Task prompt
From the listing below, extract every line in which the word "Turina" appears.

━━━━━━━━

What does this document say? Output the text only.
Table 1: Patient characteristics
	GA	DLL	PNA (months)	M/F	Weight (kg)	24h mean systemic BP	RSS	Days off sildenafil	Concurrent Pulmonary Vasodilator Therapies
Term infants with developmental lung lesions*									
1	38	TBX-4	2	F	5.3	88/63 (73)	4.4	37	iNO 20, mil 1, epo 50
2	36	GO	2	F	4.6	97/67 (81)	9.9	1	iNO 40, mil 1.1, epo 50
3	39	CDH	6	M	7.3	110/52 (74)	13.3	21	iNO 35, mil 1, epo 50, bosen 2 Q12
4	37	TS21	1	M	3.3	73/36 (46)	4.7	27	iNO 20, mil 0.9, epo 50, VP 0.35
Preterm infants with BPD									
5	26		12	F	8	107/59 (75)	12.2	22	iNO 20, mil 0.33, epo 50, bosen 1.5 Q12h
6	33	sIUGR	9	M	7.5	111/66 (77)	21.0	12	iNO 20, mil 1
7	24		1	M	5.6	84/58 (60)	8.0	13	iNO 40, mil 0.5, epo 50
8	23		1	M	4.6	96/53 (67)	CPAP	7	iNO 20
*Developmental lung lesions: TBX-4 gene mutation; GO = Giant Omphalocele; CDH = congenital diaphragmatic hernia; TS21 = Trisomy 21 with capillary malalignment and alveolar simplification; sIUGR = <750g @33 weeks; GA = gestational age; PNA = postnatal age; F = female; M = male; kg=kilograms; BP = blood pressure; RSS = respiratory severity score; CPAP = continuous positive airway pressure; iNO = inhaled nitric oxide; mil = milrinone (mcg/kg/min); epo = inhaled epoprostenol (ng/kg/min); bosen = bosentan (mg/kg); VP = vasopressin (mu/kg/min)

━━━━━━━━

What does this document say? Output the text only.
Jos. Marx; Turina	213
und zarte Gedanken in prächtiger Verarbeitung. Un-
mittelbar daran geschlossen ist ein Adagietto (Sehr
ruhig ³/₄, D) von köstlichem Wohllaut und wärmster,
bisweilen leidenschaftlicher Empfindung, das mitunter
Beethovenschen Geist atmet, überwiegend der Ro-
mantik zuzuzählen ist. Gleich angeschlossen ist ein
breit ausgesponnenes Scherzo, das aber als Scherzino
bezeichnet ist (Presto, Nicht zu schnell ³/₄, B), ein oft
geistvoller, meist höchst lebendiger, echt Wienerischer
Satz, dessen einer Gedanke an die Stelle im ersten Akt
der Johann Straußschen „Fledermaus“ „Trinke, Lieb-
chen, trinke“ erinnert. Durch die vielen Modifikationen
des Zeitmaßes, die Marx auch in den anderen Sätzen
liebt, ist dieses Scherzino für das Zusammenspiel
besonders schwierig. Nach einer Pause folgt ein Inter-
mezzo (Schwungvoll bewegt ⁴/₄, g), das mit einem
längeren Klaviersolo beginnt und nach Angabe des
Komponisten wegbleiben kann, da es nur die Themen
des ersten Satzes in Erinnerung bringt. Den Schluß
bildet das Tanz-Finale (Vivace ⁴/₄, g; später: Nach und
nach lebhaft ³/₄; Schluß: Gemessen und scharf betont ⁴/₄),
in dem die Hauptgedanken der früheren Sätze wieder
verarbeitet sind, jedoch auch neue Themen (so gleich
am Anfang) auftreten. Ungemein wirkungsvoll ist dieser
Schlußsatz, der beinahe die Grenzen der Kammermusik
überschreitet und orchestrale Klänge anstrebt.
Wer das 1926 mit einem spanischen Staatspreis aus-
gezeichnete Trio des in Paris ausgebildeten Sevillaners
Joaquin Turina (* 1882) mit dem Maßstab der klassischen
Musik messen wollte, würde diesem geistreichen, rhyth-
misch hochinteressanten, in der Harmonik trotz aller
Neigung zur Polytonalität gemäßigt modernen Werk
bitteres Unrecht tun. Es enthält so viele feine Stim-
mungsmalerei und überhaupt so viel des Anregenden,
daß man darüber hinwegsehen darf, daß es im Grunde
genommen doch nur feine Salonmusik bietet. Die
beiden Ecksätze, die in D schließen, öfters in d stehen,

━━━━━━━━

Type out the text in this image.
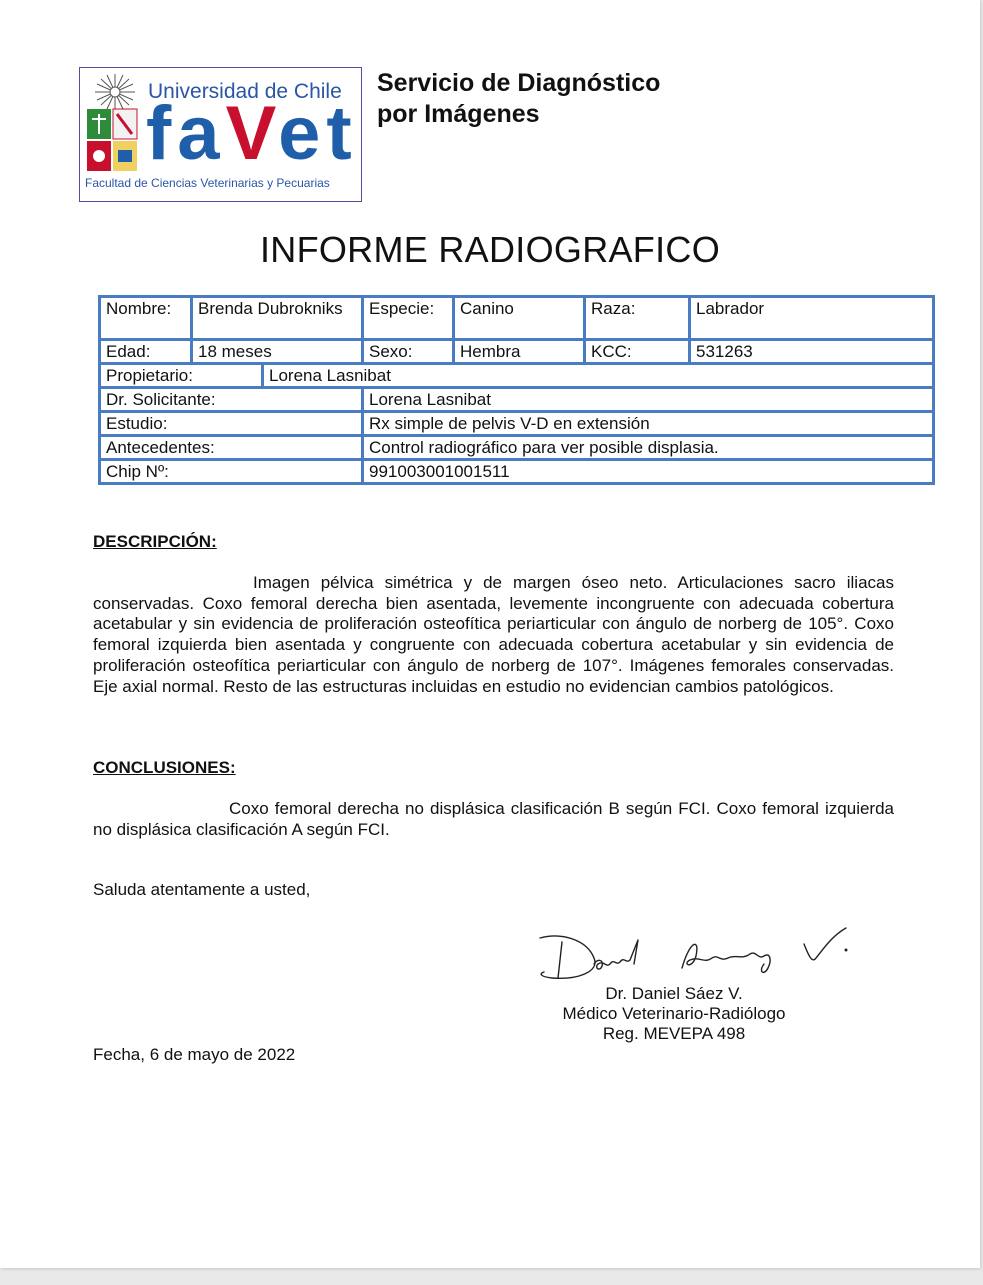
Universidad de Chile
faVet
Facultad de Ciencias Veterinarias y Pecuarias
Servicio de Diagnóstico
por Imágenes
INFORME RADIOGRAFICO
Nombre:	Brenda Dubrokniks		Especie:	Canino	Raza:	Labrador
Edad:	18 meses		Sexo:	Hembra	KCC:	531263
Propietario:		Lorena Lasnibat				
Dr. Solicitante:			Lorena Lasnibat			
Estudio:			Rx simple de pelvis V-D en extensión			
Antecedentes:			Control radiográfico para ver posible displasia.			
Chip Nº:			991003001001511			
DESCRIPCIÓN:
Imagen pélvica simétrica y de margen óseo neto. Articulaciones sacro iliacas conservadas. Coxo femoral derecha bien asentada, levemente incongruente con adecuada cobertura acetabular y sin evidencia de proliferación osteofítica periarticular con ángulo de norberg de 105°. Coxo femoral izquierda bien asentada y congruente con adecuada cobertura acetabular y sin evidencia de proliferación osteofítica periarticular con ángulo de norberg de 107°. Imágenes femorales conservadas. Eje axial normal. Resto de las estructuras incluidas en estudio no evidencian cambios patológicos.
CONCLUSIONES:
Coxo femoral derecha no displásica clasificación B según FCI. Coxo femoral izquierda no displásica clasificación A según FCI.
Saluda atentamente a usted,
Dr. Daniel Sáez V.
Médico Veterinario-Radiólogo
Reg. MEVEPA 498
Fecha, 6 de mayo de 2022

━━━━━━━━

Your response
Jos. Marx; Turina	213
Joaquin Turina (* 1882) mit dem Maßstab der klassischen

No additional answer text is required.